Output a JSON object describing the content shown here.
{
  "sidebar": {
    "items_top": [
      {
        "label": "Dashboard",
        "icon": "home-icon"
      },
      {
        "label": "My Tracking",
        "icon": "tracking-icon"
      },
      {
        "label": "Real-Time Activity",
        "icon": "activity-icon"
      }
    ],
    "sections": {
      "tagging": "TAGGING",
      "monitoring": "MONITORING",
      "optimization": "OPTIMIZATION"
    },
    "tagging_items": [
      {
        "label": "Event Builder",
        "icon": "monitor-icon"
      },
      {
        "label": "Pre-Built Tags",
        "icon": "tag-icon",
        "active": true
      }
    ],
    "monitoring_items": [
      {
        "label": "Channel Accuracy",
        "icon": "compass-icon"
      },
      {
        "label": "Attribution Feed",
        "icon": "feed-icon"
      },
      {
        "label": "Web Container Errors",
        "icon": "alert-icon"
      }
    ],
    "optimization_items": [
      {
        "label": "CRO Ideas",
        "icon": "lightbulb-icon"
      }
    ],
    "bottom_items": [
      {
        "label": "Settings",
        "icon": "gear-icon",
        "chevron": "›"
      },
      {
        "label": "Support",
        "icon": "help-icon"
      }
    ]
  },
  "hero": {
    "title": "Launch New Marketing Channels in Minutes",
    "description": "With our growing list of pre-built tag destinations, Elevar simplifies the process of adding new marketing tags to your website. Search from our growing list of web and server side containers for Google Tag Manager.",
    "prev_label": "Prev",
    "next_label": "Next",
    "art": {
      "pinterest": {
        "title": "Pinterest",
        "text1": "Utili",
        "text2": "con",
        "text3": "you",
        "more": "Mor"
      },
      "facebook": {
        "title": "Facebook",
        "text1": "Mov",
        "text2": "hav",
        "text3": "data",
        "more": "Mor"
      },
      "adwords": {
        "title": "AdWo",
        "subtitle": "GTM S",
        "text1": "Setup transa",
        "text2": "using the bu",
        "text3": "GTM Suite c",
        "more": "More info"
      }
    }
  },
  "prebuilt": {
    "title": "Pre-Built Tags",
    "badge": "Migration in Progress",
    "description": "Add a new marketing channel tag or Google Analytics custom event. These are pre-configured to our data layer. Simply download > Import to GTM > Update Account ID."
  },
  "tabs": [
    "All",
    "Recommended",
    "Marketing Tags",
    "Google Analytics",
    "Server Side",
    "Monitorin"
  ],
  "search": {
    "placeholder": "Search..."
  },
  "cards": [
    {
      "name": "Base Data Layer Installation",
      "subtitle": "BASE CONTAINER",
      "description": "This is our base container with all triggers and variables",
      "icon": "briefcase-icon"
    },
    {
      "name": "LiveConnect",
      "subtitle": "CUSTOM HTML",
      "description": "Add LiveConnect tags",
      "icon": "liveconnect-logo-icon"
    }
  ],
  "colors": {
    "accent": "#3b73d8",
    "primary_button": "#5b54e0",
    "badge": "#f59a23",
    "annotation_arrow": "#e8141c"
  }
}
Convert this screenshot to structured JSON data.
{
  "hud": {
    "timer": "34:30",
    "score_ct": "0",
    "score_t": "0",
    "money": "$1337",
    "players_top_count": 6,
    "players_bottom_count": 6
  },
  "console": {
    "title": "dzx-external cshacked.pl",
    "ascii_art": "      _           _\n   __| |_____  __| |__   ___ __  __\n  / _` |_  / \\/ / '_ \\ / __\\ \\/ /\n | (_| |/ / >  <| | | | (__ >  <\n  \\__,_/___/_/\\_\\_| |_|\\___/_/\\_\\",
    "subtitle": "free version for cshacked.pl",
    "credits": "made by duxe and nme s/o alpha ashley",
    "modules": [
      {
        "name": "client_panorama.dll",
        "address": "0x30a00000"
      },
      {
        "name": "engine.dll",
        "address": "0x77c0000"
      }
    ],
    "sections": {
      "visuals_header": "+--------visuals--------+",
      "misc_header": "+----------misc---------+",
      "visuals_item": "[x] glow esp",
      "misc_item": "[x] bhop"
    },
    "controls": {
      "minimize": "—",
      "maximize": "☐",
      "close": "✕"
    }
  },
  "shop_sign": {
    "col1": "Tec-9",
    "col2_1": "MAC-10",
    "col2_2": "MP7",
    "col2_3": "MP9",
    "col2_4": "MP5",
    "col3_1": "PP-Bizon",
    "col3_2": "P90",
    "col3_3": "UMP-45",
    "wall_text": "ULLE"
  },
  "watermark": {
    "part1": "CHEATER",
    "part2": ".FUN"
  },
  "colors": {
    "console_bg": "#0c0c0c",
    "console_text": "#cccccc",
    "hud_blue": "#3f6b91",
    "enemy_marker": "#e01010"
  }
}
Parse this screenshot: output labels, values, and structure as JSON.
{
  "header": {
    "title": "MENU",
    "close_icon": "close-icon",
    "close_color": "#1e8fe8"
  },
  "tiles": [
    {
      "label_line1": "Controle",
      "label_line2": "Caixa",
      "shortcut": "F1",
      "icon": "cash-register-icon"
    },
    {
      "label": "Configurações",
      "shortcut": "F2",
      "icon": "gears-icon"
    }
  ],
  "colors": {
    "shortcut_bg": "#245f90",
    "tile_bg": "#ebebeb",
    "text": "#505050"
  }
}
============
State only the count of lines above that hold the string "name".

4